What is expected: Gather each line of the material that contains the string "bounding", treating uppercase and lowercase letters as different.
[START]
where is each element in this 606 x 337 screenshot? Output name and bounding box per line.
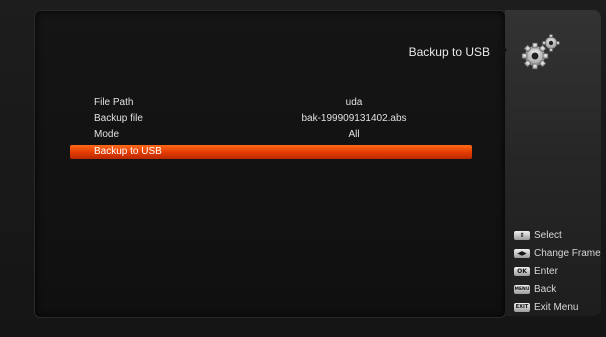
key-hint-label: Enter	[534, 265, 558, 277]
updown-arrows-icon: ⇕	[514, 230, 530, 240]
gears-icon	[521, 34, 560, 70]
backup-file-row[interactable]: Backup file bak-199909131402.abs	[94, 112, 474, 125]
ok-key-icon: OK	[514, 266, 530, 276]
file-path-value: uda	[345, 97, 363, 108]
page-title: Backup to USB	[408, 45, 490, 59]
backup-file-value: bak-199909131402.abs	[301, 113, 407, 124]
key-hint-label: Select	[534, 229, 562, 241]
screen: Backup to USB File Path uda Backup file …	[0, 0, 606, 337]
file-path-label: File Path	[94, 97, 134, 108]
key-hint-enter: OK Enter	[514, 262, 604, 280]
key-hint-change-frame: ◀▶ Change Frame	[514, 244, 604, 262]
key-hint-label: Change Frame	[534, 247, 601, 259]
key-hint-label: Back	[534, 283, 557, 295]
key-hint-label: Exit Menu	[534, 301, 579, 313]
key-hint-exit-menu: EXIT Exit Menu	[514, 298, 604, 316]
backup-to-usb-label: Backup to USB	[94, 146, 162, 157]
mode-value: All	[348, 129, 360, 140]
key-hint-select: ⇕ Select	[514, 226, 604, 244]
key-legend: ⇕ Select ◀▶ Change Frame OK Enter MENU B…	[514, 226, 604, 316]
backup-file-label: Backup file	[94, 113, 143, 124]
exit-key-icon: EXIT	[514, 302, 530, 312]
key-hint-back: MENU Back	[514, 280, 604, 298]
mode-label: Mode	[94, 129, 120, 140]
leftright-arrows-icon: ◀▶	[514, 248, 530, 258]
mode-row[interactable]: Mode All	[94, 128, 474, 141]
backup-to-usb-button[interactable]: Backup to USB	[70, 145, 472, 159]
file-path-row[interactable]: File Path uda	[94, 96, 474, 109]
panel-pointer-icon	[498, 40, 507, 60]
menu-key-icon: MENU	[514, 284, 530, 294]
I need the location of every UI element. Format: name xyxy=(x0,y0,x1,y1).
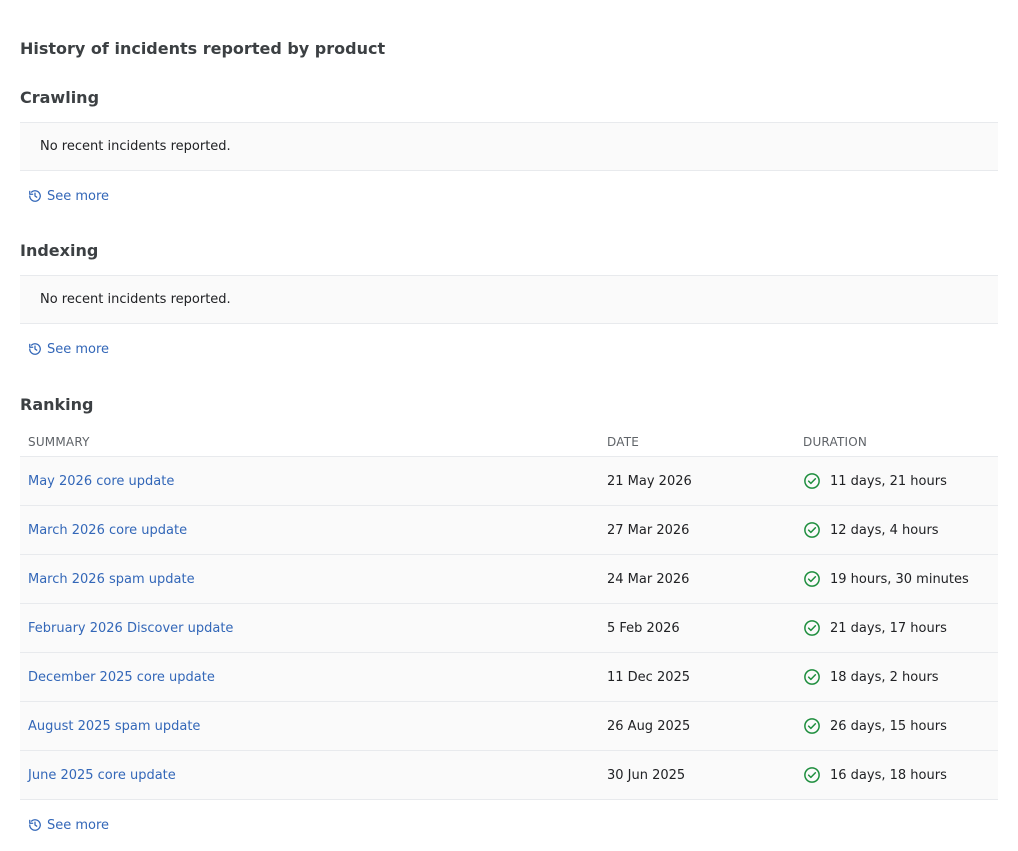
incident-date: 30 Jun 2025 xyxy=(607,767,686,783)
incident-summary-link[interactable]: June 2025 core update xyxy=(28,768,176,783)
crawling-empty-state: No recent incidents reported. xyxy=(20,122,998,171)
check-circle-icon xyxy=(804,473,820,489)
incident-date: 21 May 2026 xyxy=(607,473,692,489)
incident-summary-link[interactable]: August 2025 spam update xyxy=(28,719,200,734)
history-icon xyxy=(29,343,41,355)
column-header-summary: SUMMARY xyxy=(28,434,90,449)
check-circle-icon xyxy=(804,767,820,783)
see-more-label: See more xyxy=(47,817,110,833)
table-header: SUMMARY DATE DURATION xyxy=(20,427,998,457)
incident-summary-link[interactable]: February 2026 Discover update xyxy=(28,621,233,636)
column-header-date: DATE xyxy=(607,434,640,449)
incident-date: 24 Mar 2026 xyxy=(607,571,690,587)
column-header-duration: DURATION xyxy=(803,434,868,449)
table-row: December 2025 core update 11 Dec 2025 18… xyxy=(20,653,998,702)
ranking-incidents-table: SUMMARY DATE DURATION May 2026 core upda… xyxy=(20,427,998,800)
table-row: March 2026 spam update 24 Mar 2026 19 ho… xyxy=(20,555,998,604)
incident-summary-link[interactable]: March 2026 spam update xyxy=(28,572,195,587)
incident-duration: 11 days, 21 hours xyxy=(830,473,947,489)
check-circle-icon xyxy=(804,571,820,587)
section-title-indexing: Indexing xyxy=(20,241,99,260)
crawling-see-more-link[interactable]: See more xyxy=(28,186,109,206)
check-circle-icon xyxy=(804,718,820,734)
indexing-see-more-link[interactable]: See more xyxy=(28,339,109,359)
incident-date: 27 Mar 2026 xyxy=(607,522,690,538)
incident-duration: 16 days, 18 hours xyxy=(830,767,947,783)
ranking-see-more-link[interactable]: See more xyxy=(28,815,109,835)
indexing-empty-state: No recent incidents reported. xyxy=(20,275,998,324)
incident-duration: 18 days, 2 hours xyxy=(830,669,939,685)
see-more-label: See more xyxy=(47,341,110,357)
table-row: June 2025 core update 30 Jun 2025 16 day… xyxy=(20,751,998,800)
check-circle-icon xyxy=(804,522,820,538)
incident-summary-link[interactable]: May 2026 core update xyxy=(28,474,174,489)
section-title-crawling: Crawling xyxy=(20,88,100,107)
check-circle-icon xyxy=(804,620,820,636)
check-circle-icon xyxy=(804,669,820,685)
page-title: History of incidents reported by product xyxy=(20,39,386,58)
incident-duration: 21 days, 17 hours xyxy=(830,620,947,636)
incident-summary-link[interactable]: December 2025 core update xyxy=(28,670,215,685)
incident-date: 26 Aug 2025 xyxy=(607,718,691,734)
incident-duration: 26 days, 15 hours xyxy=(830,718,947,734)
table-row: February 2026 Discover update 5 Feb 2026… xyxy=(20,604,998,653)
section-title-ranking: Ranking xyxy=(20,395,94,414)
table-row: August 2025 spam update 26 Aug 2025 26 d… xyxy=(20,702,998,751)
incident-summary-link[interactable]: March 2026 core update xyxy=(28,523,187,538)
table-row: March 2026 core update 27 Mar 2026 12 da… xyxy=(20,506,998,555)
incident-duration: 12 days, 4 hours xyxy=(830,522,939,538)
incident-date: 11 Dec 2025 xyxy=(607,669,691,685)
incident-duration: 19 hours, 30 minutes xyxy=(830,571,969,587)
incident-date: 5 Feb 2026 xyxy=(607,620,680,636)
table-row: May 2026 core update 21 May 2026 11 days… xyxy=(20,457,998,506)
history-icon xyxy=(29,190,41,202)
see-more-label: See more xyxy=(47,188,110,204)
history-icon xyxy=(29,819,41,831)
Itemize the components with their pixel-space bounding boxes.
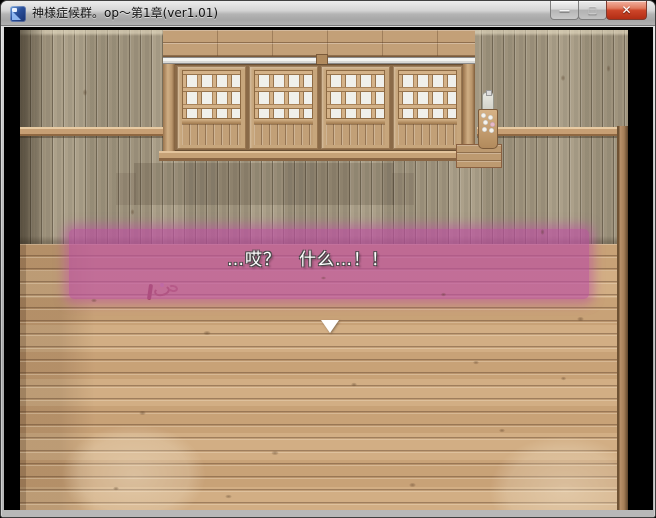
[END]
Result:
where is each element in this 606 x 337 screenshot? Output name and bounding box per line.
Itemize the components with their pixel-space bounding boxes.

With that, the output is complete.